(Dataset entries)
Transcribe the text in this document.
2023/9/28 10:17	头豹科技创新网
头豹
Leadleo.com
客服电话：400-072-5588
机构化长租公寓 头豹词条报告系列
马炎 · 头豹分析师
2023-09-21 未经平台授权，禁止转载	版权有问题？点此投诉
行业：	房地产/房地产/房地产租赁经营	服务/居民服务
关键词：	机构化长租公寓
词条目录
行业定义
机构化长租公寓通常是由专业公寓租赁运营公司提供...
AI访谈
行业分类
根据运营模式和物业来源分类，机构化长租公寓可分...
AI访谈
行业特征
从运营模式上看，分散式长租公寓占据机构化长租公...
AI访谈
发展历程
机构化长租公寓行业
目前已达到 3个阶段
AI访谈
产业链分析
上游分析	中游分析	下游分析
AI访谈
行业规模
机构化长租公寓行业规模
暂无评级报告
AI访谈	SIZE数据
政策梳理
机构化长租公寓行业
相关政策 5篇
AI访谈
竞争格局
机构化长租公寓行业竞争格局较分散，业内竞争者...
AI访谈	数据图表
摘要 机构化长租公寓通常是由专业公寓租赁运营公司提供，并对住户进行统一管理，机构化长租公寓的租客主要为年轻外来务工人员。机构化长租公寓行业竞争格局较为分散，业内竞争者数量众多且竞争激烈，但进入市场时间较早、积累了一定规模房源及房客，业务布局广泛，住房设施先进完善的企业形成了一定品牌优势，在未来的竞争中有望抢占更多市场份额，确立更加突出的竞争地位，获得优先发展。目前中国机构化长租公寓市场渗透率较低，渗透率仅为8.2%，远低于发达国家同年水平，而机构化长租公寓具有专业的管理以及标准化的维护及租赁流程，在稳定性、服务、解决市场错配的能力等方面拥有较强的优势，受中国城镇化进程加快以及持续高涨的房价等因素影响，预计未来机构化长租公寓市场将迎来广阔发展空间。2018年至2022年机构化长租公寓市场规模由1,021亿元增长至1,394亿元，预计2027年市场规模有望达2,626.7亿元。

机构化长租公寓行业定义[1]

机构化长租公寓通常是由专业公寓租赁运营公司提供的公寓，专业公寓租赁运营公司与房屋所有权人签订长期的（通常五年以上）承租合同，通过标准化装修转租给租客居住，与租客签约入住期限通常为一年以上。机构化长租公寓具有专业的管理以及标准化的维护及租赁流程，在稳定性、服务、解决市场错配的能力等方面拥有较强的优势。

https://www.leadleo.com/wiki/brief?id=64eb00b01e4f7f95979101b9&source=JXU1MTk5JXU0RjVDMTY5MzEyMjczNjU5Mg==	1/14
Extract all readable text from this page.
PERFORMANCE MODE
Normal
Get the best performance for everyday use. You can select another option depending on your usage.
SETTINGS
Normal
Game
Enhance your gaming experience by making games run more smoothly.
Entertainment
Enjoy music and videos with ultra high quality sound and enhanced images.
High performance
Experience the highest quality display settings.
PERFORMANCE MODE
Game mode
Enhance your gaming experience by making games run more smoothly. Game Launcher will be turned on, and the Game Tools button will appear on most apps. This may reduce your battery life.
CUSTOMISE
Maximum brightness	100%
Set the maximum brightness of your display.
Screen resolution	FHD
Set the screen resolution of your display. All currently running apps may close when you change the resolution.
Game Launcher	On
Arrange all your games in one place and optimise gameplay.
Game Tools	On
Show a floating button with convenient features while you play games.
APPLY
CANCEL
* * *
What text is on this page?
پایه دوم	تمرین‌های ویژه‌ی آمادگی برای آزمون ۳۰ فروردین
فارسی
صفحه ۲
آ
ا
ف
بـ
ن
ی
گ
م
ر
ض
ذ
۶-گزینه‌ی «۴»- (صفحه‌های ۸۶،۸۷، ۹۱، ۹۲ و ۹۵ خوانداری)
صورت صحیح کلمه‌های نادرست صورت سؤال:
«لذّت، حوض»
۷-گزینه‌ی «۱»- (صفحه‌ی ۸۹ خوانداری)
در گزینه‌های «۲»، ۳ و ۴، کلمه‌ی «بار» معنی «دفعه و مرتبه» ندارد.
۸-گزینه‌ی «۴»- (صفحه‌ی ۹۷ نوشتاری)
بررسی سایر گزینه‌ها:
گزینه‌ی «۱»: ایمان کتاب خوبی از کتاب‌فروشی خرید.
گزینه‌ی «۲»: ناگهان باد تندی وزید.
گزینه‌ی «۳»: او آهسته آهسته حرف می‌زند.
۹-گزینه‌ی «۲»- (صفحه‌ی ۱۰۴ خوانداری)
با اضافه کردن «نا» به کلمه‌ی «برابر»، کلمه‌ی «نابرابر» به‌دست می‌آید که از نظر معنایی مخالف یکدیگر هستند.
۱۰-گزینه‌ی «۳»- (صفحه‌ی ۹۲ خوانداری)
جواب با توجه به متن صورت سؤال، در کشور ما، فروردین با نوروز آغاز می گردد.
==
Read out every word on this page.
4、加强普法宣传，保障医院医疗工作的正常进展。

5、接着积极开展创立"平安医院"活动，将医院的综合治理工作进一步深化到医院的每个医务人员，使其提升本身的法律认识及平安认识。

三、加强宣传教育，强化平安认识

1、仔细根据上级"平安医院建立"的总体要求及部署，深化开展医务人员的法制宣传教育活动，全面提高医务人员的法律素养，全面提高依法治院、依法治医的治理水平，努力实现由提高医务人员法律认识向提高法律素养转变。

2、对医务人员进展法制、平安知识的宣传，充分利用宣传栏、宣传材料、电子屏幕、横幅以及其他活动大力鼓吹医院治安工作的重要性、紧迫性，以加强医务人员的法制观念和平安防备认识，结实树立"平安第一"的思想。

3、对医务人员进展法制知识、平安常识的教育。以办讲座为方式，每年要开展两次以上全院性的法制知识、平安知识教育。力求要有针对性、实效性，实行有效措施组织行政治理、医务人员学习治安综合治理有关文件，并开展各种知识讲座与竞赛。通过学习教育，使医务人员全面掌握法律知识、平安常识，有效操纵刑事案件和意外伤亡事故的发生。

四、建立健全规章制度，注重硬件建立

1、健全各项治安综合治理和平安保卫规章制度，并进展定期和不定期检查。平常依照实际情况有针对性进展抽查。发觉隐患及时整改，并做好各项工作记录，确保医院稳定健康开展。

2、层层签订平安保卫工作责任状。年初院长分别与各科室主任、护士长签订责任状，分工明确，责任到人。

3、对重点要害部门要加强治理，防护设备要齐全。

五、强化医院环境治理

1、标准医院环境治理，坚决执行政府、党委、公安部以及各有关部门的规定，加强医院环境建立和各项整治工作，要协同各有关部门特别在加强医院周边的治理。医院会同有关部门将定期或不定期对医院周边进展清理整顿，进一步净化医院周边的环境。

### [Stated goal]
How many lines in the listing contain "صفحه"? Answer with the number alone.

### [Result of this task]
6